- Description of the task
Restate the data exactly as given and keep the pictures out.

- Data
---------------
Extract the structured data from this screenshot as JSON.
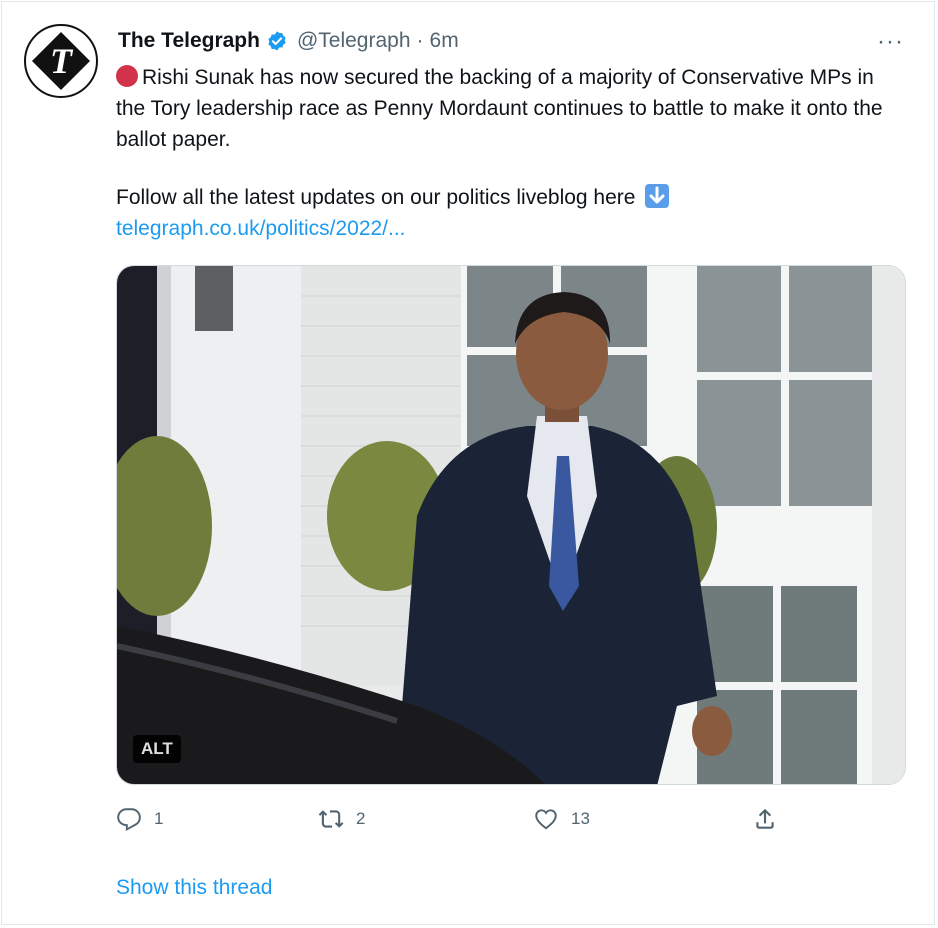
{
  "tweet": {
    "author_name": "The Telegraph",
    "handle": "@Telegraph",
    "separator": "·",
    "time": "6m",
    "more_label": "···",
    "text_line1": "Rishi Sunak has now secured the backing of a majority of Conservative MPs in the Tory leadership race as Penny Mordaunt continues to battle to make it onto the ballot paper.",
    "text_line2": "Follow all the latest updates on our politics liveblog here",
    "link_text": "telegraph.co.uk/politics/2022/...",
    "media_alt_label": "ALT",
    "show_thread": "Show this thread"
  },
  "actions": {
    "replies": "1",
    "retweets": "2",
    "likes": "13"
  },
  "icons": {
    "avatar": "telegraph-logo-icon",
    "verified": "verified-badge-icon",
    "more": "more-options-icon",
    "reply": "reply-icon",
    "retweet": "retweet-icon",
    "like": "heart-icon",
    "share": "share-icon",
    "red_circle": "red-circle-emoji-icon",
    "down_arrow": "down-arrow-emoji-icon"
  },
  "colors": {
    "link": "#1d9bf0",
    "secondary_text": "#536471",
    "red_circle": "#d2334a",
    "verified": "#1d9bf0"
  }
}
---------------
- Problem solution
Extract the structured data from this screenshot as JSON.
{
  "tweet": {
    "author_name": "The Telegraph",
    "handle": "@Telegraph",
    "separator": "·",
    "time": "6m",
    "more_label": "···",
    "text_line1": "Rishi Sunak has now secured the backing of a majority of Conservative MPs in the Tory leadership race as Penny Mordaunt continues to battle to make it onto the ballot paper.",
    "text_line2": "Follow all the latest updates on our politics liveblog here",
    "link_text": "telegraph.co.uk/politics/2022/...",
    "media_alt_label": "ALT",
    "show_thread": "Show this thread"
  },
  "actions": {
    "replies": "1",
    "retweets": "2",
    "likes": "13"
  },
  "icons": {
    "avatar": "telegraph-logo-icon",
    "verified": "verified-badge-icon",
    "more": "more-options-icon",
    "reply": "reply-icon",
    "retweet": "retweet-icon",
    "like": "heart-icon",
    "share": "share-icon",
    "red_circle": "red-circle-emoji-icon",
    "down_arrow": "down-arrow-emoji-icon"
  },
  "colors": {
    "link": "#1d9bf0",
    "secondary_text": "#536471",
    "red_circle": "#d2334a",
    "verified": "#1d9bf0"
  }
}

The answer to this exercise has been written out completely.